▸ WHAT IS ASKED: Select the lines of the records containing the word "период" and list them.
— Start of TASK INPUT —
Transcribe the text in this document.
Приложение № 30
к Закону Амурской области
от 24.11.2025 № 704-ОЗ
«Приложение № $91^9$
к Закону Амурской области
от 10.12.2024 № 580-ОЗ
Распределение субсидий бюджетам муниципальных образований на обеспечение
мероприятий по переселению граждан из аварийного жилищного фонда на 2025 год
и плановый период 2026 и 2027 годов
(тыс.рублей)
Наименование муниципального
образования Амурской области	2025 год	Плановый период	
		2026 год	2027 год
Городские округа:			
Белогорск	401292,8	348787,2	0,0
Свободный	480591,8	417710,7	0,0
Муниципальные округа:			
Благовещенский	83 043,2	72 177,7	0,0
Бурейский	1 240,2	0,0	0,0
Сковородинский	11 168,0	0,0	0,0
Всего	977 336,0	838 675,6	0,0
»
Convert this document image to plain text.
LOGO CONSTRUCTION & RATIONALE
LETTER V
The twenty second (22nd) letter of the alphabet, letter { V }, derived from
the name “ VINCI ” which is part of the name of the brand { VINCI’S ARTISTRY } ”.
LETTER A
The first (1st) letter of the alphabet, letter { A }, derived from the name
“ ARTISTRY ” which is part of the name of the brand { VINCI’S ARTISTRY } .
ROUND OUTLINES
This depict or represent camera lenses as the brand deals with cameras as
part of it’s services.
— End of TASK INPUT —
▸ EXPECTED ANSWER:
и плановый период 2026 и 2027 годов
образования Амурской области	2025 год	Плановый период	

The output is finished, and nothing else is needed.